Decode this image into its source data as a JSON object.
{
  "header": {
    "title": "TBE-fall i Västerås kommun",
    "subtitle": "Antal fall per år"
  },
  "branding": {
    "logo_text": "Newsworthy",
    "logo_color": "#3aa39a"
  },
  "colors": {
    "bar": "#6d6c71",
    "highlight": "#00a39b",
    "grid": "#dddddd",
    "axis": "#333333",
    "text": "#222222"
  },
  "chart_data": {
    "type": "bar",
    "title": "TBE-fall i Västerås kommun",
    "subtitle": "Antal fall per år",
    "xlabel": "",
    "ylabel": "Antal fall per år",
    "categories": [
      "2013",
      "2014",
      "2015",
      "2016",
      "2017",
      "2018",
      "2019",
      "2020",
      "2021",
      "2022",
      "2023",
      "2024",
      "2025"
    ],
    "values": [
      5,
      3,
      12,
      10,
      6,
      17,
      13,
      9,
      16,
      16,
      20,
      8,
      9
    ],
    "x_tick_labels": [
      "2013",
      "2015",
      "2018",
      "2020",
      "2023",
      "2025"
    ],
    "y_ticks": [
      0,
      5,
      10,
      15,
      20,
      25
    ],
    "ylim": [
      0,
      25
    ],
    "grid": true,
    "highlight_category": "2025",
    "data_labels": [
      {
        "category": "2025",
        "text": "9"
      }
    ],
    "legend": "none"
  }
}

────────

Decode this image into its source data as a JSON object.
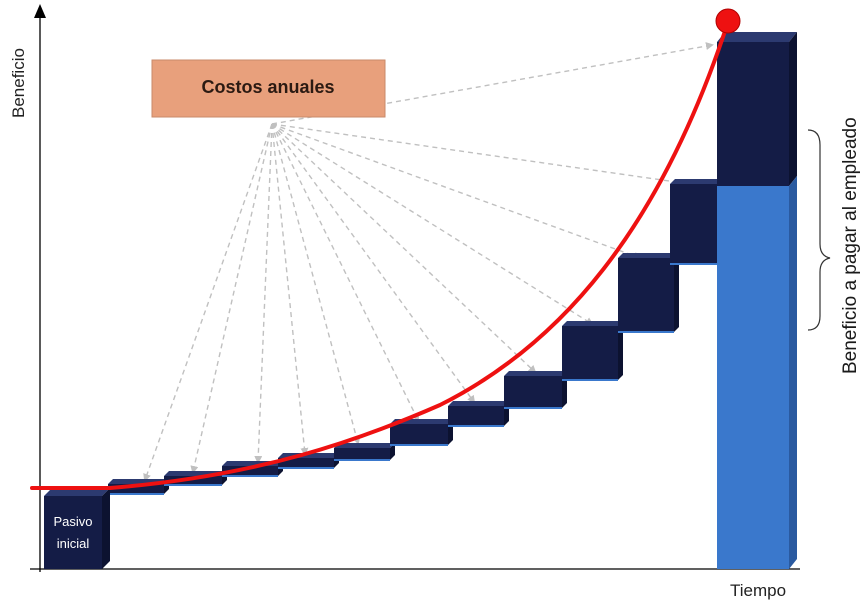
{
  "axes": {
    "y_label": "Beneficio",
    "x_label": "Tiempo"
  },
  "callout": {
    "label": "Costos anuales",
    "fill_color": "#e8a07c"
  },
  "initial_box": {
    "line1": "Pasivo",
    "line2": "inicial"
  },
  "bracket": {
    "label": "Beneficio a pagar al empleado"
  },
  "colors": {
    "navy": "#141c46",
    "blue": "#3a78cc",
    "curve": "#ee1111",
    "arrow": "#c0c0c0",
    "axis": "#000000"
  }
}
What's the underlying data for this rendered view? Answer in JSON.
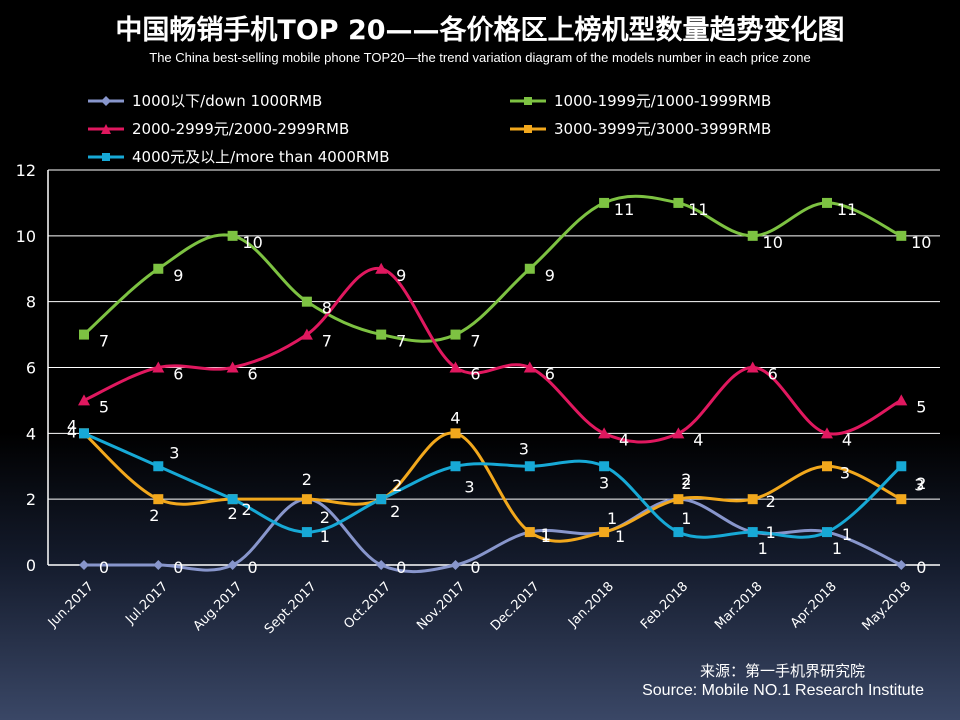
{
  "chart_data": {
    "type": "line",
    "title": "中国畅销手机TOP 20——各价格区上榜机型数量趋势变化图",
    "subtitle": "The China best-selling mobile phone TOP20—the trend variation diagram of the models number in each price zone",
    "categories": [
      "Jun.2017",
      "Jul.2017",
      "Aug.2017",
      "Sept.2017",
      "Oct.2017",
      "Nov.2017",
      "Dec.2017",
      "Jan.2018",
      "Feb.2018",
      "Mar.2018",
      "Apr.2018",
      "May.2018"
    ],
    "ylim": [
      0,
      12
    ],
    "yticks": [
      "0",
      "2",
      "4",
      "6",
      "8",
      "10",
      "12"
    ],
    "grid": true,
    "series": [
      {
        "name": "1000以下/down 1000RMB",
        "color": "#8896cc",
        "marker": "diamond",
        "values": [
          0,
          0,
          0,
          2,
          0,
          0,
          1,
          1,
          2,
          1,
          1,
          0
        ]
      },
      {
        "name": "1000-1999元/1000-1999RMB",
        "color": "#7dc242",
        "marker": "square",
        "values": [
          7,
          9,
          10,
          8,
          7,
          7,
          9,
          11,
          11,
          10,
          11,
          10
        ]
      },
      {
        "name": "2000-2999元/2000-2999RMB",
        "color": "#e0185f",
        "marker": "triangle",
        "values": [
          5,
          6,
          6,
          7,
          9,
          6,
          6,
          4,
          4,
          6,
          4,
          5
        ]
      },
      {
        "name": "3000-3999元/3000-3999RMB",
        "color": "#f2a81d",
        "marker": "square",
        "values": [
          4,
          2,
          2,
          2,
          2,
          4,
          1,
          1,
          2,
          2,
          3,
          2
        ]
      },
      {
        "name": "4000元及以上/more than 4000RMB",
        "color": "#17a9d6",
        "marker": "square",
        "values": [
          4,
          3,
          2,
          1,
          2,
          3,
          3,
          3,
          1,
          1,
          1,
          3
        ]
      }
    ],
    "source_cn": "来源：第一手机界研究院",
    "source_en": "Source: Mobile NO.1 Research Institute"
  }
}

────────

Requirements: Return each line with "Antal".

Exercise output:
    "subtitle": "Antal fall per år"
    "subtitle": "Antal fall per år",
    "ylabel": "Antal fall per år",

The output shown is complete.